● **Exercise description**:
Carry on the news report on Dr Aseem Malhotra's criticism of the WHO and drug regulators, picking up right after its final sentence.

● **Text provided**:
______

Eminent British-Indian Cardiologist Dr Aseem Malhotra has alleged that the World Health Organisation (WHO) has completely lost its independence and suggested that the Indian government should ignore its advice on various issues and exit the global health body.

Talking to PTI, Malhotra, who gave a lecture at the All India Institute of Medical Sciences (AIIMS) here on ''The Corporate Capture of Medicine and Public Health'' recently, also claimed that regulators do not independently evaluate data related to drugs.

''Drug regulators, such as the FDA, who are supposed to evaluate drugs, receive 65 per cent of their funding from big pharma. The regulator in the UK gets 86 per cent funding from the pharma companies. So this is a gross conflict of interest. Patients and doctors think these organisations are independently evaluating the data, but they are not doing that. Till we remove these commercial conflicts of interest from health policies and decision making, we are not going to progress,'' Malhotra said.

As for the WHO, Malhotra said the organisation has completely lost its independence.

______

● **Excerpted records**:
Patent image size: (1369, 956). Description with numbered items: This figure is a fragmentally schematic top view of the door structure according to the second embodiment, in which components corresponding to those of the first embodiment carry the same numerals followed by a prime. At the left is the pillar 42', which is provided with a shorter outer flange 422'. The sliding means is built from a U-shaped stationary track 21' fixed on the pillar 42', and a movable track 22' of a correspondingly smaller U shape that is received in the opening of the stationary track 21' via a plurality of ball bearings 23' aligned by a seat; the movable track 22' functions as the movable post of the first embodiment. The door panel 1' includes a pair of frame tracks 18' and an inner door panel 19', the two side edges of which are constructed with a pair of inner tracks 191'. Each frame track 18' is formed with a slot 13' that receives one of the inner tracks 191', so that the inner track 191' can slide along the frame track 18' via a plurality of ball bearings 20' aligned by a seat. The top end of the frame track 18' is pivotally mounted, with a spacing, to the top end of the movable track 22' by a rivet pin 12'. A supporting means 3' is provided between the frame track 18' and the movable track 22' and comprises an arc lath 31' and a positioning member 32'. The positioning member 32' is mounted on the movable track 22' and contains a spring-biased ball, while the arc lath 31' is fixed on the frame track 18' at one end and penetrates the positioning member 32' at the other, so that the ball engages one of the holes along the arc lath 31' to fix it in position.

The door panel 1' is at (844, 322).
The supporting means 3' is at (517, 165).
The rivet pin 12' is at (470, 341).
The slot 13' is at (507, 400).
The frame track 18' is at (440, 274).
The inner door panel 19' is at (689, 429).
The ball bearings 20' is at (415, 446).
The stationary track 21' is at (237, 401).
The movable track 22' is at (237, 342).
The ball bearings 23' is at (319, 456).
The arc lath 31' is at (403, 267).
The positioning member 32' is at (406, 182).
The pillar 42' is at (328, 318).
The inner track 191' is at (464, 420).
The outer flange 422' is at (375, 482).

______

● **Your response**:
''Seventy per cent of the funding of the World Health Organisation comes from commercial entities.... As long as the WHO is getting industry funding or funding from vested interests, it should not be considered independent and the Indian government should ignore its advice. Those commercial entities are not interested in your health, they will make money by deception,'' he said.

The WHO should be independently funded, otherwise governments, doctors and the public cannot have confidence that their recommendations are based on the best available evidence, Malhotra said.

Medical knowledge is under commercial control but most doctors do not know that, he said, adding, ''What that means is that the information doctors use to make decisions for patients, specifically when it comes to drug prescription, has been biased and corrupted by big pharma whose only interest is to produce profit for the shareholders and not to give you the best treatment.'' Almost always and without an exception, the results of clinical trials of drugs are published in the most prestigious medical journals, which grossly exaggerate both the safety aspects and benefits of the drugs, Malhotra claimed.

''What I am promoting is ethical, evidence-based medical practice and for that, there has to be ethical, evidence-based clinical trials that take into consideration individual patient preferences and values,'' he said.

Most of the new drugs in the last two decades that have been produced by big pharmaceutical companies are copies of old ones, Malhotra claimed, adding that less than 10 per cent of those are truly innovative.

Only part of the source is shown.